Exercise description: Collect each line of the entries that holds the string "Media".

The records:
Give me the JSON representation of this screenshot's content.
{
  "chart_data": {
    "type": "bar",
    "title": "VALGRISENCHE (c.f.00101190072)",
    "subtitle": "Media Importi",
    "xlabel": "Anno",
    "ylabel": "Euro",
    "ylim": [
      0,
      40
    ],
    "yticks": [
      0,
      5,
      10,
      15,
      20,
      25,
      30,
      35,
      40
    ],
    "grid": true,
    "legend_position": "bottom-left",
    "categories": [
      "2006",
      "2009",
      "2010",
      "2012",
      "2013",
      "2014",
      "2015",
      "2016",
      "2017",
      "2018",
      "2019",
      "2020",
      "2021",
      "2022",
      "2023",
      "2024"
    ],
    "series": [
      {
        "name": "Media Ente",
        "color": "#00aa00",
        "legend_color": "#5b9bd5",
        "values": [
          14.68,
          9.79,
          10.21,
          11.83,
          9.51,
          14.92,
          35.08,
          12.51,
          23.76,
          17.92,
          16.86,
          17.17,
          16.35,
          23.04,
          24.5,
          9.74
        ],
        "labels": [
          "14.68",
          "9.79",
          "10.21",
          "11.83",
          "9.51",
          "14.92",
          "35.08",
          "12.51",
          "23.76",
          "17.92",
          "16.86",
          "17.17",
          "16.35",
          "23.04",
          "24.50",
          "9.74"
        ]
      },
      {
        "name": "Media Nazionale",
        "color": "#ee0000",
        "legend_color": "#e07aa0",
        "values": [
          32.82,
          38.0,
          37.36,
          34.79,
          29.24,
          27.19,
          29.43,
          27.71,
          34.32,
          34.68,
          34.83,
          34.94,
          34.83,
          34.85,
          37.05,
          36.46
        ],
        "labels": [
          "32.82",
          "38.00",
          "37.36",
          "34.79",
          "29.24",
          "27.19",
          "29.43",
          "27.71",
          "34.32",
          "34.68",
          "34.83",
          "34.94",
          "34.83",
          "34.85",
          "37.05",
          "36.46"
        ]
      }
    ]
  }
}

Response to the exercise:
    "subtitle": "Media Importi",
        "name": "Media Ente",
        "name": "Media Nazionale",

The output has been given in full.